═════ EXERCISE DATA

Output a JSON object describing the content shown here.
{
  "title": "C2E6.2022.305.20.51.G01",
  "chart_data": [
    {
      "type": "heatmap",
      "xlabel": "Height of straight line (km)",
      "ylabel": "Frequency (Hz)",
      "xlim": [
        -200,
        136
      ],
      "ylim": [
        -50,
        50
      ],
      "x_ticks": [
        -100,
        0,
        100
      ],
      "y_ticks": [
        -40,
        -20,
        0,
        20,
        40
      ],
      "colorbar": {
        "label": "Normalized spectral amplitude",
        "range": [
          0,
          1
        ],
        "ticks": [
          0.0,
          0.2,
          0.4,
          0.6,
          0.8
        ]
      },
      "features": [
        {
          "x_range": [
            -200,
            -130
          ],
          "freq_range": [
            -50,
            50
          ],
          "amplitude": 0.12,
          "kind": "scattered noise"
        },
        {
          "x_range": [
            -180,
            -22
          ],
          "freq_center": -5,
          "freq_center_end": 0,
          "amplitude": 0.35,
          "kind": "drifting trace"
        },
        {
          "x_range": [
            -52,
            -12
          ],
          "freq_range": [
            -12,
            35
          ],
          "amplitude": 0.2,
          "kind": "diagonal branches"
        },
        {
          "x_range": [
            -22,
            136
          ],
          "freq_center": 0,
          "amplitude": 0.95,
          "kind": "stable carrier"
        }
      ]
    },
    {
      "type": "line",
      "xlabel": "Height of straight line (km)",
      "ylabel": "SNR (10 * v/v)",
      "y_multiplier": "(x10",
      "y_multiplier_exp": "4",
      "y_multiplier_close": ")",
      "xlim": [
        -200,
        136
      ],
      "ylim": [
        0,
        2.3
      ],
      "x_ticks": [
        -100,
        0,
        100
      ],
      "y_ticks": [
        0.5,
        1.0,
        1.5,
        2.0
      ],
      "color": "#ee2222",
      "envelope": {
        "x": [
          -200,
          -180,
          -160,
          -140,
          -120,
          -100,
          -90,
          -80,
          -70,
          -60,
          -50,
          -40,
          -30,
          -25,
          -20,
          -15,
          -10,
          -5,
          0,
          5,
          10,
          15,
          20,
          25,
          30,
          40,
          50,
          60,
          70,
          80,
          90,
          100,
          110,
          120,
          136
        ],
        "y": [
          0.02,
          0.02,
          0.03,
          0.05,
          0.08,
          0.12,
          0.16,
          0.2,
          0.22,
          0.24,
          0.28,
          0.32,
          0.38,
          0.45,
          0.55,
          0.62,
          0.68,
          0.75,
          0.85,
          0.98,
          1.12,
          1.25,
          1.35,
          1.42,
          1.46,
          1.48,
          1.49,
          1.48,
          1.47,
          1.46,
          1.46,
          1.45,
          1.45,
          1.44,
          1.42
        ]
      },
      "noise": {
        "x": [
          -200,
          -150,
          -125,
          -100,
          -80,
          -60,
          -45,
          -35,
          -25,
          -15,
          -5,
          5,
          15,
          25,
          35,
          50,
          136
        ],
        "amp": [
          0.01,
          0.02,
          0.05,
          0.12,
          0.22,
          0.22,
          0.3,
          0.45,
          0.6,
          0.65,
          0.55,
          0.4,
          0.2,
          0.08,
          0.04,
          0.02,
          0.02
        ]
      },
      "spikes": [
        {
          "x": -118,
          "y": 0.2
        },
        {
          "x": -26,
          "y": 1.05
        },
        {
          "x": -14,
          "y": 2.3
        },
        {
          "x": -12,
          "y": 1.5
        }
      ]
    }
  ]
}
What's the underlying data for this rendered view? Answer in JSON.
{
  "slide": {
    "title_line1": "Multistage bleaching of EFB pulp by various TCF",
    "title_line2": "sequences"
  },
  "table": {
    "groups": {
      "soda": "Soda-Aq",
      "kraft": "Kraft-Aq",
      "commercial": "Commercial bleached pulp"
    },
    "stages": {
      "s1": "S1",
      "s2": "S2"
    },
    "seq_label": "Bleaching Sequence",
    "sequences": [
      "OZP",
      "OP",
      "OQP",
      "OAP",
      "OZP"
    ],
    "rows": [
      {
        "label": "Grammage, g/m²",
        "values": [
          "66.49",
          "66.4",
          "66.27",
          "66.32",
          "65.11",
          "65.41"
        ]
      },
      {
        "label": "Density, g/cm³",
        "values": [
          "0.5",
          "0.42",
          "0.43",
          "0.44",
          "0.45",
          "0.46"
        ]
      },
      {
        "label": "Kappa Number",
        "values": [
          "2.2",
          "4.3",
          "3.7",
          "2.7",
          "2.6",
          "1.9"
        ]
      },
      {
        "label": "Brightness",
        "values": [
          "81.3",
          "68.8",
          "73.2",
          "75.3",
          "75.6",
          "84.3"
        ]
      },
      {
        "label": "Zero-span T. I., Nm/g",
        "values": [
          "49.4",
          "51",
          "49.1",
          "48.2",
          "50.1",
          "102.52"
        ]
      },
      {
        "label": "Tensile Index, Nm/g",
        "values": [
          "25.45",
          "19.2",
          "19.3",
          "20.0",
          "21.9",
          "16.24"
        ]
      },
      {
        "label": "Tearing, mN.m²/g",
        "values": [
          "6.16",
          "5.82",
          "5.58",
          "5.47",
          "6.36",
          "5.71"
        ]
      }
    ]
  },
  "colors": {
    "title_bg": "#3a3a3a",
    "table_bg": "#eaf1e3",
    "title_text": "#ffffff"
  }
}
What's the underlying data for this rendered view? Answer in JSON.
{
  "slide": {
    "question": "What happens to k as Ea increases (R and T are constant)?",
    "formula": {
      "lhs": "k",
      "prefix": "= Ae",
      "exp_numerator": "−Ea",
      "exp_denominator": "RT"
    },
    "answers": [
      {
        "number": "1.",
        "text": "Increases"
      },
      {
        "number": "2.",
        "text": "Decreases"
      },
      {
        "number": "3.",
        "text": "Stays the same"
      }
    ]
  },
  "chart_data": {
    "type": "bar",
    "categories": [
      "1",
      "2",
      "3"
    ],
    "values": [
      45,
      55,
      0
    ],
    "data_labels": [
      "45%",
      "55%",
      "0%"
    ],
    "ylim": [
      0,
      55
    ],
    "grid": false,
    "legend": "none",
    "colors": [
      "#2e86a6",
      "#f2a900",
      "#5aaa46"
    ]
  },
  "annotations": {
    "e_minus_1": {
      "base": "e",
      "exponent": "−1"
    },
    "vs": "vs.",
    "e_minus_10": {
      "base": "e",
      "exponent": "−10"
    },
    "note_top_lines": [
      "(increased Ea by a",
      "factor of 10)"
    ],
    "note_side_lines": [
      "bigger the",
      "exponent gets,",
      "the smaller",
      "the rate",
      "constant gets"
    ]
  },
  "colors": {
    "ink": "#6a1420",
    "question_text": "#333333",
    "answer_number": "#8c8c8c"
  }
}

══════════

EXERCISE DIRECTIONS: Recopy all the lines exactly as they appear.

RESPONSE FOR THIS EXERCISE:
Output a JSON object describing the content shown here.
{
  "title": "C2E6.2022.305.20.51.G01",
  "chart_data": [
    {
      "type": "heatmap",
      "xlabel": "Height of straight line (km)",
      "ylabel": "Frequency (Hz)",
      "xlim": [
        -200,
        136
      ],
      "ylim": [
        -50,
        50
      ],
      "x_ticks": [
        -100,
        0,
        100
      ],
      "y_ticks": [
        -40,
        -20,
        0,
        20,
        40
      ],
      "colorbar": {
        "label": "Normalized spectral amplitude",
        "range": [
          0,
          1
        ],
        "ticks": [
          0.0,
          0.2,
          0.4,
          0.6,
          0.8
        ]
      },
      "features": [
        {
          "x_range": [
            -200,
            -130
          ],
          "freq_range": [
            -50,
            50
          ],
          "amplitude": 0.12,
          "kind": "scattered noise"
        },
        {
          "x_range": [
            -180,
            -22
          ],
          "freq_center": -5,
          "freq_center_end": 0,
          "amplitude": 0.35,
          "kind": "drifting trace"
        },
        {
          "x_range": [
            -52,
            -12
          ],
          "freq_range": [
            -12,
            35
          ],
          "amplitude": 0.2,
          "kind": "diagonal branches"
        },
        {
          "x_range": [
            -22,
            136
          ],
          "freq_center": 0,
          "amplitude": 0.95,
          "kind": "stable carrier"
        }
      ]
    },
    {
      "type": "line",
      "xlabel": "Height of straight line (km)",
      "ylabel": "SNR (10 * v/v)",
      "y_multiplier": "(x10",
      "y_multiplier_exp": "4",
      "y_multiplier_close": ")",
      "xlim": [
        -200,
        136
      ],
      "ylim": [
        0,
        2.3
      ],
      "x_ticks": [
        -100,
        0,
        100
      ],
      "y_ticks": [
        0.5,
        1.0,
        1.5,
        2.0
      ],
      "color": "#ee2222",
      "envelope": {
        "x": [
          -200,
          -180,
          -160,
          -140,
          -120,
          -100,
          -90,
          -80,
          -70,
          -60,
          -50,
          -40,
          -30,
          -25,
          -20,
          -15,
          -10,
          -5,
          0,
          5,
          10,
          15,
          20,
          25,
          30,
          40,
          50,
          60,
          70,
          80,
          90,
          100,
          110,
          120,
          136
        ],
        "y": [
          0.02,
          0.02,
          0.03,
          0.05,
          0.08,
          0.12,
          0.16,
          0.2,
          0.22,
          0.24,
          0.28,
          0.32,
          0.38,
          0.45,
          0.55,
          0.62,
          0.68,
          0.75,
          0.85,
          0.98,
          1.12,
          1.25,
          1.35,
          1.42,
          1.46,
          1.48,
          1.49,
          1.48,
          1.47,
          1.46,
          1.46,
          1.45,
          1.45,
          1.44,
          1.42
        ]
      },
      "noise": {
        "x": [
          -200,
          -150,
          -125,
          -100,
          -80,
          -60,
          -45,
          -35,
          -25,
          -15,
          -5,
          5,
          15,
          25,
          35,
          50,
          136
        ],
        "amp": [
          0.01,
          0.02,
          0.05,
          0.12,
          0.22,
          0.22,
          0.3,
          0.45,
          0.6,
          0.65,
          0.55,
          0.4,
          0.2,
          0.08,
          0.04,
          0.02,
          0.02
        ]
      },
      "spikes": [
        {
          "x": -118,
          "y": 0.2
        },
        {
          "x": -26,
          "y": 1.05
        },
        {
          "x": -14,
          "y": 2.3
        },
        {
          "x": -12,
          "y": 1.5
        }
      ]
    }
  ]
}
What's the underlying data for this rendered view? Answer in JSON.
{
  "slide": {
    "title_line1": "Multistage bleaching of EFB pulp by various TCF",
    "title_line2": "sequences"
  },
  "table": {
    "groups": {
      "soda": "Soda-Aq",
      "kraft": "Kraft-Aq",
      "commercial": "Commercial bleached pulp"
    },
    "stages": {
      "s1": "S1",
      "s2": "S2"
    },
    "seq_label": "Bleaching Sequence",
    "sequences": [
      "OZP",
      "OP",
      "OQP",
      "OAP",
      "OZP"
    ],
    "rows": [
      {
        "label": "Grammage, g/m²",
        "values": [
          "66.49",
          "66.4",
          "66.27",
          "66.32",
          "65.11",
          "65.41"
        ]
      },
      {
        "label": "Density, g/cm³",
        "values": [
          "0.5",
          "0.42",
          "0.43",
          "0.44",
          "0.45",
          "0.46"
        ]
      },
      {
        "label": "Kappa Number",
        "values": [
          "2.2",
          "4.3",
          "3.7",
          "2.7",
          "2.6",
          "1.9"
        ]
      },
      {
        "label": "Brightness",
        "values": [
          "81.3",
          "68.8",
          "73.2",
          "75.3",
          "75.6",
          "84.3"
        ]
      },
      {
        "label": "Zero-span T. I., Nm/g",
        "values": [
          "49.4",
          "51",
          "49.1",
          "48.2",
          "50.1",
          "102.52"
        ]
      },
      {
        "label": "Tensile Index, Nm/g",
        "values": [
          "25.45",
          "19.2",
          "19.3",
          "20.0",
          "21.9",
          "16.24"
        ]
      },
      {
        "label": "Tearing, mN.m²/g",
        "values": [
          "6.16",
          "5.82",
          "5.58",
          "5.47",
          "6.36",
          "5.71"
        ]
      }
    ]
  },
  "colors": {
    "title_bg": "#3a3a3a",
    "table_bg": "#eaf1e3",
    "title_text": "#ffffff"
  }
}
What's the underlying data for this rendered view? Answer in JSON.
{
  "slide": {
    "question": "What happens to k as Ea increases (R and T are constant)?",
    "formula": {
      "lhs": "k",
      "prefix": "= Ae",
      "exp_numerator": "−Ea",
      "exp_denominator": "RT"
    },
    "answers": [
      {
        "number": "1.",
        "text": "Increases"
      },
      {
        "number": "2.",
        "text": "Decreases"
      },
      {
        "number": "3.",
        "text": "Stays the same"
      }
    ]
  },
  "chart_data": {
    "type": "bar",
    "categories": [
      "1",
      "2",
      "3"
    ],
    "values": [
      45,
      55,
      0
    ],
    "data_labels": [
      "45%",
      "55%",
      "0%"
    ],
    "ylim": [
      0,
      55
    ],
    "grid": false,
    "legend": "none",
    "colors": [
      "#2e86a6",
      "#f2a900",
      "#5aaa46"
    ]
  },
  "annotations": {
    "e_minus_1": {
      "base": "e",
      "exponent": "−1"
    },
    "vs": "vs.",
    "e_minus_10": {
      "base": "e",
      "exponent": "−10"
    },
    "note_top_lines": [
      "(increased Ea by a",
      "factor of 10)"
    ],
    "note_side_lines": [
      "bigger the",
      "exponent gets,",
      "the smaller",
      "the rate",
      "constant gets"
    ]
  },
  "colors": {
    "ink": "#6a1420",
    "question_text": "#333333",
    "answer_number": "#8c8c8c"
  }
}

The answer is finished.